Goal of the exercise: Report how many lines of the listing below include the word "текущем". Give nothing but the number.

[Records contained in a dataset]
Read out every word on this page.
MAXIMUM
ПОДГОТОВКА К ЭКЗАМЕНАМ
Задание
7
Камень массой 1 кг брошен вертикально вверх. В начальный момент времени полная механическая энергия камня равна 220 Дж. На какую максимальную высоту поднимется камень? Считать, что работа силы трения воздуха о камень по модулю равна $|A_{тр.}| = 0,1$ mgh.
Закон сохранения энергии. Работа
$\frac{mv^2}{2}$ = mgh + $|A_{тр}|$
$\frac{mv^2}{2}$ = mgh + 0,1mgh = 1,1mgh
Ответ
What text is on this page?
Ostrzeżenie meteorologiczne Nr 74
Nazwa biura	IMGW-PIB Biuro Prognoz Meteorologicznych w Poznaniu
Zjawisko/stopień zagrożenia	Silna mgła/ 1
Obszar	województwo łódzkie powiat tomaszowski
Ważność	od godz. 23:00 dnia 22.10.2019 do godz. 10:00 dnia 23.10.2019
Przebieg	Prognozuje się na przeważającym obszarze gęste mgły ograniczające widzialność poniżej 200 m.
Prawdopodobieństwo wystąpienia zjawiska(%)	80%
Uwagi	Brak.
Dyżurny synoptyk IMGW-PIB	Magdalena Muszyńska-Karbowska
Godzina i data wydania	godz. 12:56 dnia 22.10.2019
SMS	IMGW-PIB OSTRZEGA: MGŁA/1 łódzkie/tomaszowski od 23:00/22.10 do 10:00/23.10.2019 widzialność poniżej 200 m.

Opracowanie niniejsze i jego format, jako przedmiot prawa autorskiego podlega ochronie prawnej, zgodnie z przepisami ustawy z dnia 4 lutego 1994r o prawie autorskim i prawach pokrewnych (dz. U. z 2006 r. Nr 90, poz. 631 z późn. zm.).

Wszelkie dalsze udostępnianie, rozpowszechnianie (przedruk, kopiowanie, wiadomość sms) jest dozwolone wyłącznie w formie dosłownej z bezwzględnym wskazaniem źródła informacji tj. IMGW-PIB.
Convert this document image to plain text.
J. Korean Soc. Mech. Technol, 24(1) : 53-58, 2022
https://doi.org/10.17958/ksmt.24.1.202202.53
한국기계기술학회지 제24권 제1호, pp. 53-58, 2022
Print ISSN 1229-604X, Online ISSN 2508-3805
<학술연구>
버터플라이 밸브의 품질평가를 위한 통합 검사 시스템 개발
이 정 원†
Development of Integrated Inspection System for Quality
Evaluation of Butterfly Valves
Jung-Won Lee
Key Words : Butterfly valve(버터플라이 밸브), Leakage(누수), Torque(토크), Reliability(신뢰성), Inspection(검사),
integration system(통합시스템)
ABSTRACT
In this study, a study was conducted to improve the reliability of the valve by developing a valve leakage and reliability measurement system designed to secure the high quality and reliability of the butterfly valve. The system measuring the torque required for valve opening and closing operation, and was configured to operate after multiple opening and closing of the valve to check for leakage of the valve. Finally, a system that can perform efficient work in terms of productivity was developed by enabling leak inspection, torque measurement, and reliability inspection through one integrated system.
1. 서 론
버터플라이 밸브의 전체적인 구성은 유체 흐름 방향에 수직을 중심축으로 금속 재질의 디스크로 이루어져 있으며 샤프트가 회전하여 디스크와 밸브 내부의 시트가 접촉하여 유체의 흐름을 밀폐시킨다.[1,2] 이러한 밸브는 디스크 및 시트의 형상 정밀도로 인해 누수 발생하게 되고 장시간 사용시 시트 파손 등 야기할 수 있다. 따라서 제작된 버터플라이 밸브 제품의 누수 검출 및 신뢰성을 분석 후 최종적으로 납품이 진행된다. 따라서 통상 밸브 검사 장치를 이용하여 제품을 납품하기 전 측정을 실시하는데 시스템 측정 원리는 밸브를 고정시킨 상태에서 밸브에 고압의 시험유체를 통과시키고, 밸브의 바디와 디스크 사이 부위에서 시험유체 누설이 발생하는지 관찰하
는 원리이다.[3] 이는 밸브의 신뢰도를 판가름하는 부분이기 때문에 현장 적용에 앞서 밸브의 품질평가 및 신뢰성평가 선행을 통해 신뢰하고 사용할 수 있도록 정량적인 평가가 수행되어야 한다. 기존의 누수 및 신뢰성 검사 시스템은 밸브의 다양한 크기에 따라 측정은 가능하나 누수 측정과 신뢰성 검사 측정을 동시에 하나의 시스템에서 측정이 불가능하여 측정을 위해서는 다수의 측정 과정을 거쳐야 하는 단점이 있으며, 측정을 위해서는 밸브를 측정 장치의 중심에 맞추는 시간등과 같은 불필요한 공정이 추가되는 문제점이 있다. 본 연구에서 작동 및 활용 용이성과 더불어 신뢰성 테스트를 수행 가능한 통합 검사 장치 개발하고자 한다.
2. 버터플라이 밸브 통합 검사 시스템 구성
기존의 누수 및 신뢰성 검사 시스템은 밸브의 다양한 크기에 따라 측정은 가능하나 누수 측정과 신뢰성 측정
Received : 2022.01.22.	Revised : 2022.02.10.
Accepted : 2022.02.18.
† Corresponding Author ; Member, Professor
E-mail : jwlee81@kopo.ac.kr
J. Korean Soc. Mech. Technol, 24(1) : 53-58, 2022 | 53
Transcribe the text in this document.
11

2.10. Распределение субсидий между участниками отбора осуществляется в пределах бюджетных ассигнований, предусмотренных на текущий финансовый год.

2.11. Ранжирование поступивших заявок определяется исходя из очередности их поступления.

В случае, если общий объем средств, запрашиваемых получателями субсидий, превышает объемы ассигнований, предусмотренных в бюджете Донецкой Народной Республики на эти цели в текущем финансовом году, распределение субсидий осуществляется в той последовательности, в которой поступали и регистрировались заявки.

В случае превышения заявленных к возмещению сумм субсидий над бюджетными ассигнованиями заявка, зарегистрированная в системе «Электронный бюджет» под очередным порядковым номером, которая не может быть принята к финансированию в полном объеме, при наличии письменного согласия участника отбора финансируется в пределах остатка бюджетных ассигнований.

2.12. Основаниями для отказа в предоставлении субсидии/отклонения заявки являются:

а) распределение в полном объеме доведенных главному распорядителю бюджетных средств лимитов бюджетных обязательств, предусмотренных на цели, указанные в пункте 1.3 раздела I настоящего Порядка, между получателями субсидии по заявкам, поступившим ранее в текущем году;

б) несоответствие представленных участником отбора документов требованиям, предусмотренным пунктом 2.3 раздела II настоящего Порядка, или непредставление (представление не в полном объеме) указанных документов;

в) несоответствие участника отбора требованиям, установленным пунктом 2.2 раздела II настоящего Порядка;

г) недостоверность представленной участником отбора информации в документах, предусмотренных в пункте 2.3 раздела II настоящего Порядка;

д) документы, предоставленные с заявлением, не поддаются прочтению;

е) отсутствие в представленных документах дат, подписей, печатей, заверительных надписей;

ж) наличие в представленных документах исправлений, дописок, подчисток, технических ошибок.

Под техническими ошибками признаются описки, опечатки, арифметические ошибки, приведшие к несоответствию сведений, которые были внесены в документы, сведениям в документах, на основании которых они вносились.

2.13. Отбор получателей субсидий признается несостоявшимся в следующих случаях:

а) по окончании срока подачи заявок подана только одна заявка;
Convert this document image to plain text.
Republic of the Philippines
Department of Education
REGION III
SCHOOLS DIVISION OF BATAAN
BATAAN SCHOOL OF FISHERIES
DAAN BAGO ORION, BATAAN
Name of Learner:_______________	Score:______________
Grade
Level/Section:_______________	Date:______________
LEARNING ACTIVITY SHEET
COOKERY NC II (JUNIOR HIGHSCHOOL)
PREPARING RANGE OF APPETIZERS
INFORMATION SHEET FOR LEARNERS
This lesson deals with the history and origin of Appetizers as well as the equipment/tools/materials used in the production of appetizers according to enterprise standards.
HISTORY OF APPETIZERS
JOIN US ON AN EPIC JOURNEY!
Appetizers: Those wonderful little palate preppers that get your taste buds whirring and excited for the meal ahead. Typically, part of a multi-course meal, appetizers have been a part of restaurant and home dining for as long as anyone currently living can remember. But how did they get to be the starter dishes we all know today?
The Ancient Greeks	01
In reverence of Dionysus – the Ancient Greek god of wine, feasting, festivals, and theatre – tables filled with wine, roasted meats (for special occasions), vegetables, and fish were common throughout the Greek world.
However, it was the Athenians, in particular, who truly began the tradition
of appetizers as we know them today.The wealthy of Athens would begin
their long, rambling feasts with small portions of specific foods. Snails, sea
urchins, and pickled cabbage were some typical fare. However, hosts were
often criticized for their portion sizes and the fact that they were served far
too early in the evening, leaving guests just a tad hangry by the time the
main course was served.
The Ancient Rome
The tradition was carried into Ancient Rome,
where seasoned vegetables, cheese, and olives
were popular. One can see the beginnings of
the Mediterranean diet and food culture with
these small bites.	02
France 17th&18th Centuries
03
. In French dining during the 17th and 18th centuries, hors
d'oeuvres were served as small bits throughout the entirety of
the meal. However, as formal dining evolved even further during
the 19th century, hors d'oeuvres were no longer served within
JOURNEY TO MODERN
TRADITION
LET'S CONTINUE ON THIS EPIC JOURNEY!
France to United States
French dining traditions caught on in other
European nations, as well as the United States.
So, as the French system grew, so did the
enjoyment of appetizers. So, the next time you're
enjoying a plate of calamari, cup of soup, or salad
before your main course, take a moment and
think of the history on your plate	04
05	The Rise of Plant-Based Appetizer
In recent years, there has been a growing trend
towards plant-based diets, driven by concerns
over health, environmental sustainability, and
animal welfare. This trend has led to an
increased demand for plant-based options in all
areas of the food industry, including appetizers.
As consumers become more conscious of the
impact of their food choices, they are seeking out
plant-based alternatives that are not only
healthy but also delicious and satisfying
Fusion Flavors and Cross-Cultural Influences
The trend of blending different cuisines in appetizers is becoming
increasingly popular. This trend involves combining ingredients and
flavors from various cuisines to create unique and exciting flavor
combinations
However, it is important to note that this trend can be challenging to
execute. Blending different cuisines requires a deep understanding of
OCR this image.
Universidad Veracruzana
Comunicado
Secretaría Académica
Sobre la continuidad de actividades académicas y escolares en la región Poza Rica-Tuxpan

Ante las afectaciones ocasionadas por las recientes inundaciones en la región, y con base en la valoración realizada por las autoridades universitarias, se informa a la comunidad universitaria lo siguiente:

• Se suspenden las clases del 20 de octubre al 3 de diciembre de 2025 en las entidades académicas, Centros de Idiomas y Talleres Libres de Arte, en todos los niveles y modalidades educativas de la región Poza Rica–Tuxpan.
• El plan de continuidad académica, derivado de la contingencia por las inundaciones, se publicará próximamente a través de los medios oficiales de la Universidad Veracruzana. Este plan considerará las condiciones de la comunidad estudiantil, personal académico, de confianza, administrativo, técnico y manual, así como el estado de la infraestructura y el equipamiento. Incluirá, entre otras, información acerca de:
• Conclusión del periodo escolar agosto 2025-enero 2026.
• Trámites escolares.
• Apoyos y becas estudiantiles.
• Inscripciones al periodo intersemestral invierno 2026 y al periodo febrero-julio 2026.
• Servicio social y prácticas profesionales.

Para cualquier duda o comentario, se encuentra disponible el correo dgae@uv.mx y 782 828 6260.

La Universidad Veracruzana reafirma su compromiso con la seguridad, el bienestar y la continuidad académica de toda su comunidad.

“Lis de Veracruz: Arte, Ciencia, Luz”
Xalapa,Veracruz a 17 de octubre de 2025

Written reply: 2